* Stated problem:
Leave out the pictures and reproduce all of the data exactly.

═══

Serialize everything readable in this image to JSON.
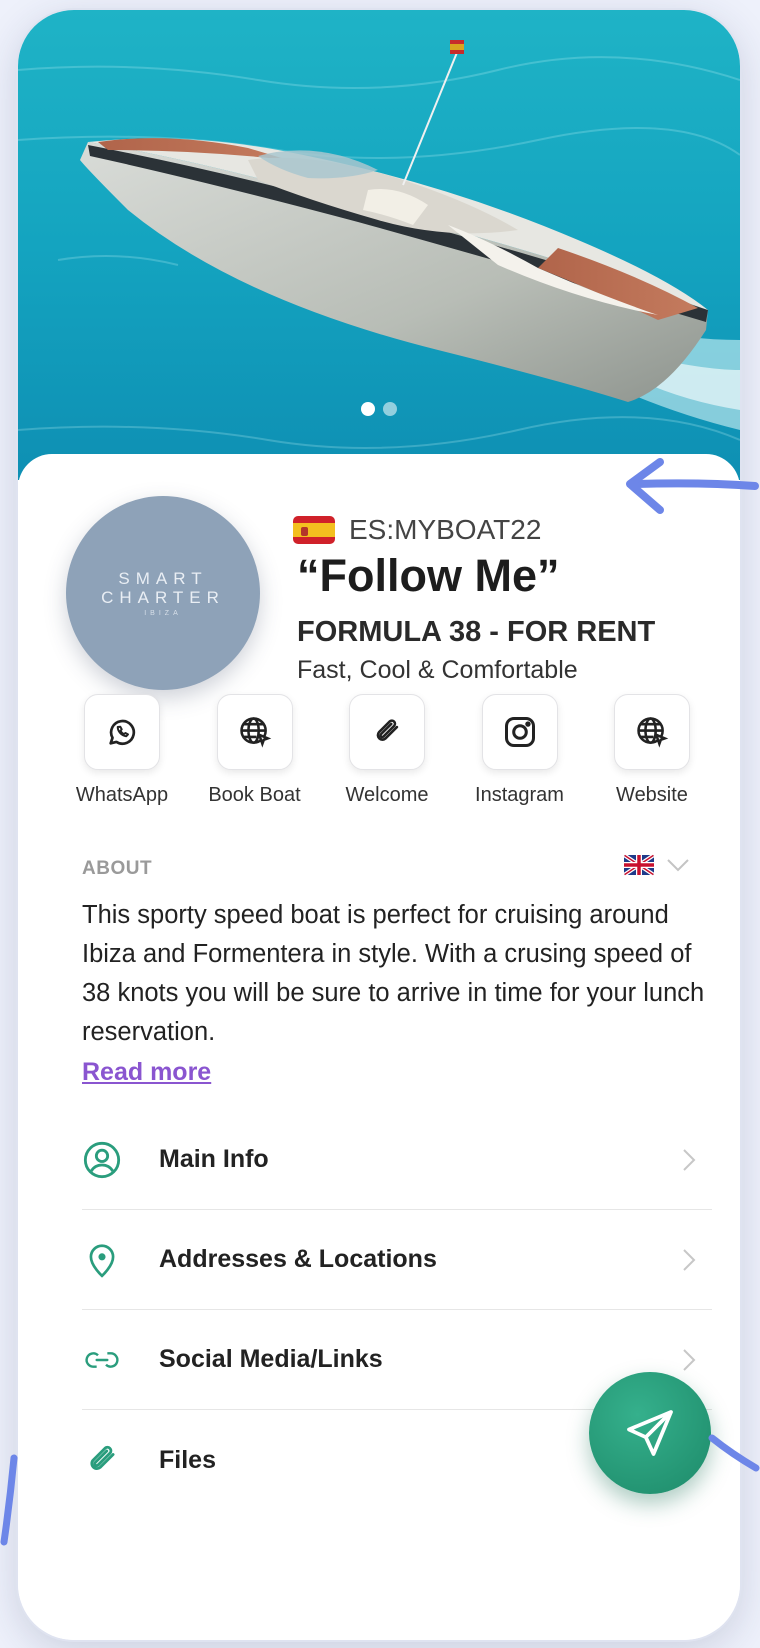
{
  "colors": {
    "accent": "#2a9d7d",
    "link": "#8a55d0",
    "annotation": "#6d86e8",
    "logo_bg": "#8ea2b8"
  },
  "hero": {
    "slide_count": 2,
    "active_slide": 1
  },
  "listing": {
    "logo": {
      "line1": "SMART",
      "line2": "CHARTER",
      "line3": "IBIZA"
    },
    "flag_icon": "spain-flag-icon",
    "registration": "ES:MYBOAT22",
    "name": "“Follow Me”",
    "model": "FORMULA 38 - FOR RENT",
    "tagline": "Fast, Cool & Comfortable"
  },
  "actions": [
    {
      "label": "WhatsApp",
      "icon": "whatsapp-icon"
    },
    {
      "label": "Book Boat",
      "icon": "globe-icon"
    },
    {
      "label": "Welcome",
      "icon": "paperclip-icon"
    },
    {
      "label": "Instagram",
      "icon": "instagram-icon"
    },
    {
      "label": "Website",
      "icon": "globe-icon"
    }
  ],
  "about": {
    "label": "ABOUT",
    "language_icon": "uk-flag-icon",
    "text": "This sporty speed boat is perfect for cruising around Ibiza and Formentera in style. With a crusing speed of 38 knots you will be sure to arrive in time for your lunch reservation.",
    "read_more": "Read more"
  },
  "menu": [
    {
      "label": "Main Info",
      "icon": "user-circle-icon"
    },
    {
      "label": "Addresses & Locations",
      "icon": "location-pin-icon"
    },
    {
      "label": "Social Media/Links",
      "icon": "link-icon"
    },
    {
      "label": "Files",
      "icon": "paperclip-icon"
    }
  ],
  "fab": {
    "icon": "send-icon"
  }
}
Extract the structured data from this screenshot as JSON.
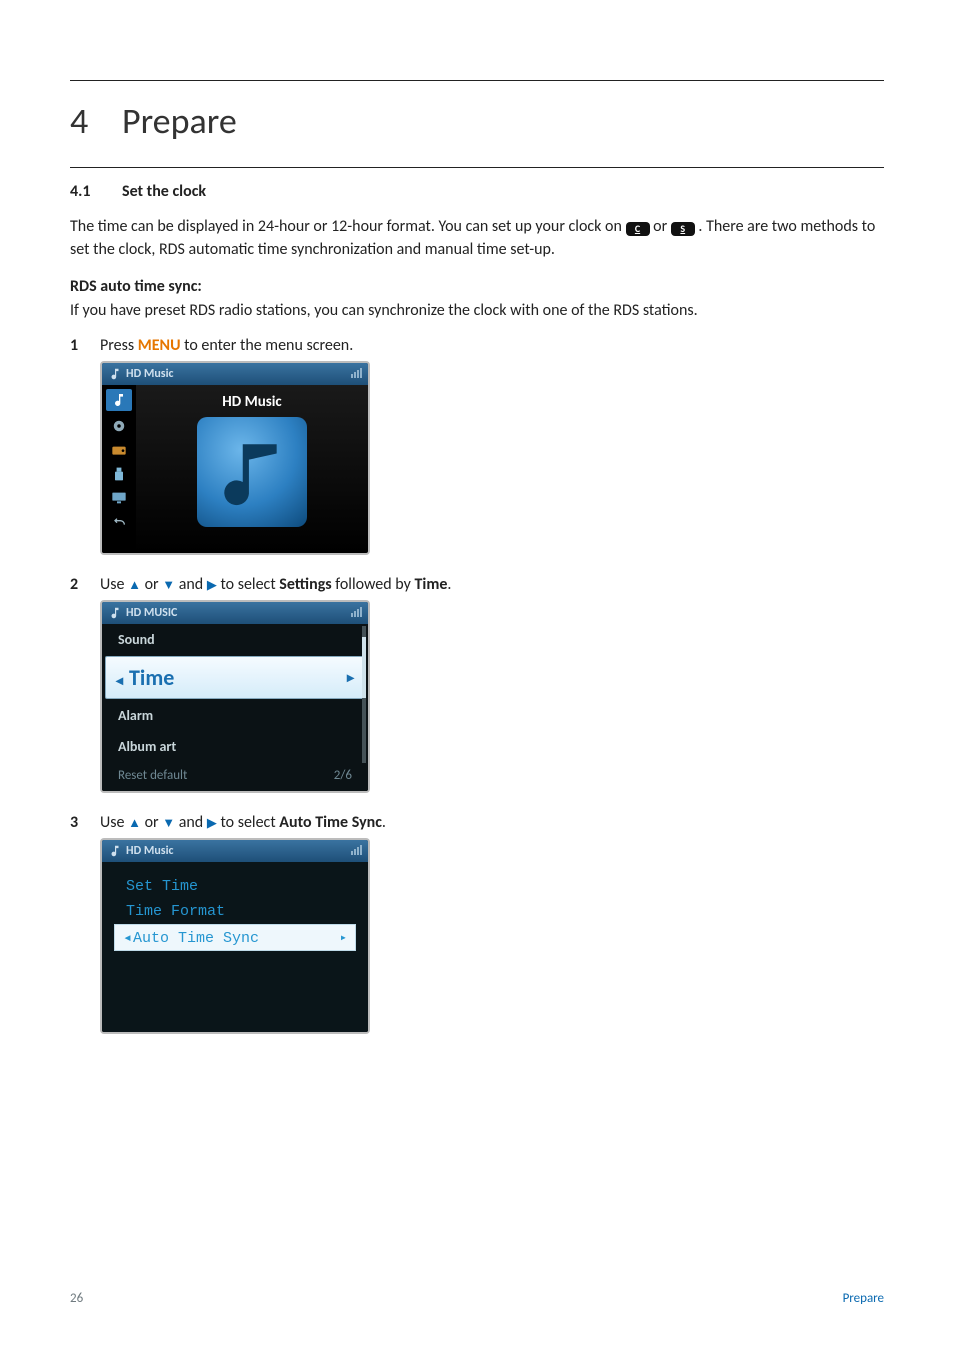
{
  "chapter": {
    "num": "4",
    "title": "Prepare"
  },
  "section": {
    "num": "4.1",
    "title": "Set the clock"
  },
  "intro_parts": {
    "a": "The time can be displayed in 24-hour or 12-hour format. You can set up your clock on ",
    "b": " or ",
    "c": ". There are two methods to set the clock, RDS automatic time synchronization and manual time set-up."
  },
  "badges": {
    "c": "C",
    "s": "S"
  },
  "rds": {
    "heading": "RDS auto time sync:",
    "text": "If you have preset RDS radio stations, you can synchronize the clock with one of the RDS stations."
  },
  "steps": {
    "s1": {
      "num": "1",
      "pre": "Press ",
      "menu": "MENU",
      "post": " to enter the menu screen."
    },
    "s2": {
      "num": "2",
      "pre": "Use ",
      "mid1": " or ",
      "mid2": " and ",
      "mid3": " to select ",
      "settings": "Settings",
      "mid4": " followed by ",
      "time": "Time",
      "end": "."
    },
    "s3": {
      "num": "3",
      "pre": "Use ",
      "mid1": " or ",
      "mid2": " and ",
      "mid3": " to select ",
      "ats": "Auto Time Sync",
      "end": "."
    }
  },
  "shot1": {
    "header": "HD Music",
    "title": "HD Music"
  },
  "shot2": {
    "header": "HD MUSIC",
    "items_top": [
      "Sound"
    ],
    "selected": "Time",
    "items_mid": [
      "Alarm",
      "Album art"
    ],
    "bottom_left": "Reset default",
    "bottom_right": "2/6"
  },
  "shot3": {
    "header": "HD Music",
    "items": [
      "Set Time",
      "Time Format"
    ],
    "selected": "Auto Time Sync"
  },
  "footer": {
    "page": "26",
    "crumb": "Prepare"
  }
}
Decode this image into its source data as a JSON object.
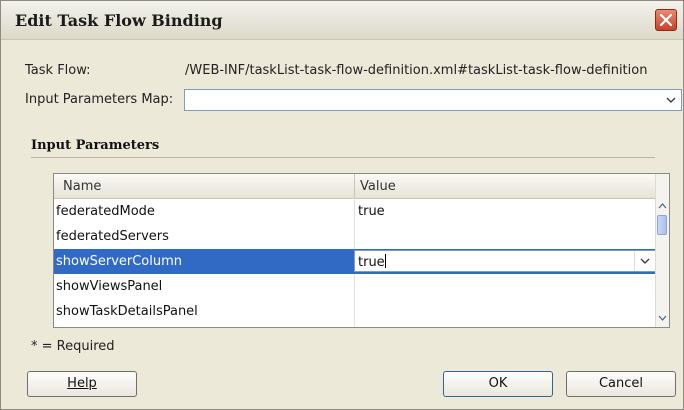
{
  "dialog": {
    "title": "Edit Task Flow Binding",
    "close_icon": "close-icon"
  },
  "fields": {
    "task_flow_label": "Task Flow:",
    "task_flow_value": "/WEB-INF/taskList-task-flow-definition.xml#taskList-task-flow-definition",
    "input_params_map_label": "Input Parameters Map:",
    "input_params_map_value": ""
  },
  "section": {
    "title": "Input Parameters"
  },
  "table": {
    "columns": [
      "Name",
      "Value"
    ],
    "rows": [
      {
        "name": "federatedMode",
        "value": "true"
      },
      {
        "name": "federatedServers",
        "value": ""
      },
      {
        "name": "showServerColumn",
        "value": "true",
        "selected": true
      },
      {
        "name": "showViewsPanel",
        "value": ""
      },
      {
        "name": "showTaskDetailsPanel",
        "value": ""
      }
    ]
  },
  "footer": {
    "required_note": "* = Required"
  },
  "buttons": {
    "help": "Help",
    "ok": "OK",
    "cancel": "Cancel"
  },
  "colors": {
    "selection": "#316ac5",
    "close_button": "#c7432a"
  }
}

═══

* Solution for this exercise:
Serialize everything readable in this image to JSON.
{
  "colors": {
    "accent": "#2a9d7d",
    "link": "#8a55d0",
    "annotation": "#6d86e8",
    "logo_bg": "#8ea2b8"
  },
  "hero": {
    "slide_count": 2,
    "active_slide": 1
  },
  "listing": {
    "logo": {
      "line1": "SMART",
      "line2": "CHARTER",
      "line3": "IBIZA"
    },
    "flag_icon": "spain-flag-icon",
    "registration": "ES:MYBOAT22",
    "name": "“Follow Me”",
    "model": "FORMULA 38 - FOR RENT",
    "tagline": "Fast, Cool & Comfortable"
  },
  "actions": [
    {
      "label": "WhatsApp",
      "icon": "whatsapp-icon"
    },
    {
      "label": "Book Boat",
      "icon": "globe-icon"
    },
    {
      "label": "Welcome",
      "icon": "paperclip-icon"
    },
    {
      "label": "Instagram",
      "icon": "instagram-icon"
    },
    {
      "label": "Website",
      "icon": "globe-icon"
    }
  ],
  "about": {
    "label": "ABOUT",
    "language_icon": "uk-flag-icon",
    "text": "This sporty speed boat is perfect for cruising around Ibiza and Formentera in style. With a crusing speed of 38 knots you will be sure to arrive in time for your lunch reservation.",
    "read_more": "Read more"
  },
  "menu": [
    {
      "label": "Main Info",
      "icon": "user-circle-icon"
    },
    {
      "label": "Addresses & Locations",
      "icon": "location-pin-icon"
    },
    {
      "label": "Social Media/Links",
      "icon": "link-icon"
    },
    {
      "label": "Files",
      "icon": "paperclip-icon"
    }
  ],
  "fab": {
    "icon": "send-icon"
  }
}
Extract the structured data from this screenshot as JSON.
{
  "chapter": {
    "num": "4",
    "title": "Prepare"
  },
  "section": {
    "num": "4.1",
    "title": "Set the clock"
  },
  "intro_parts": {
    "a": "The time can be displayed in 24-hour or 12-hour format. You can set up your clock on ",
    "b": " or ",
    "c": ". There are two methods to set the clock, RDS automatic time synchronization and manual time set-up."
  },
  "badges": {
    "c": "C",
    "s": "S"
  },
  "rds": {
    "heading": "RDS auto time sync:",
    "text": "If you have preset RDS radio stations, you can synchronize the clock with one of the RDS stations."
  },
  "steps": {
    "s1": {
      "num": "1",
      "pre": "Press ",
      "menu": "MENU",
      "post": " to enter the menu screen."
    },
    "s2": {
      "num": "2",
      "pre": "Use ",
      "mid1": " or ",
      "mid2": " and ",
      "mid3": " to select ",
      "settings": "Settings",
      "mid4": " followed by ",
      "time": "Time",
      "end": "."
    },
    "s3": {
      "num": "3",
      "pre": "Use ",
      "mid1": " or ",
      "mid2": " and ",
      "mid3": " to select ",
      "ats": "Auto Time Sync",
      "end": "."
    }
  },
  "shot1": {
    "header": "HD Music",
    "title": "HD Music"
  },
  "shot2": {
    "header": "HD MUSIC",
    "items_top": [
      "Sound"
    ],
    "selected": "Time",
    "items_mid": [
      "Alarm",
      "Album art"
    ],
    "bottom_left": "Reset default",
    "bottom_right": "2/6"
  },
  "shot3": {
    "header": "HD Music",
    "items": [
      "Set Time",
      "Time Format"
    ],
    "selected": "Auto Time Sync"
  },
  "footer": {
    "page": "26",
    "crumb": "Prepare"
  }
}
Decode this image into its source data as a JSON object.
{
  "dialog": {
    "title": "Edit Task Flow Binding",
    "close_icon": "close-icon"
  },
  "fields": {
    "task_flow_label": "Task Flow:",
    "task_flow_value": "/WEB-INF/taskList-task-flow-definition.xml#taskList-task-flow-definition",
    "input_params_map_label": "Input Parameters Map:",
    "input_params_map_value": ""
  },
  "section": {
    "title": "Input Parameters"
  },
  "table": {
    "columns": [
      "Name",
      "Value"
    ],
    "rows": [
      {
        "name": "federatedMode",
        "value": "true"
      },
      {
        "name": "federatedServers",
        "value": ""
      },
      {
        "name": "showServerColumn",
        "value": "true",
        "selected": true
      },
      {
        "name": "showViewsPanel",
        "value": ""
      },
      {
        "name": "showTaskDetailsPanel",
        "value": ""
      }
    ]
  },
  "footer": {
    "required_note": "* = Required"
  },
  "buttons": {
    "help": "Help",
    "ok": "OK",
    "cancel": "Cancel"
  },
  "colors": {
    "selection": "#316ac5",
    "close_button": "#c7432a"
  }
}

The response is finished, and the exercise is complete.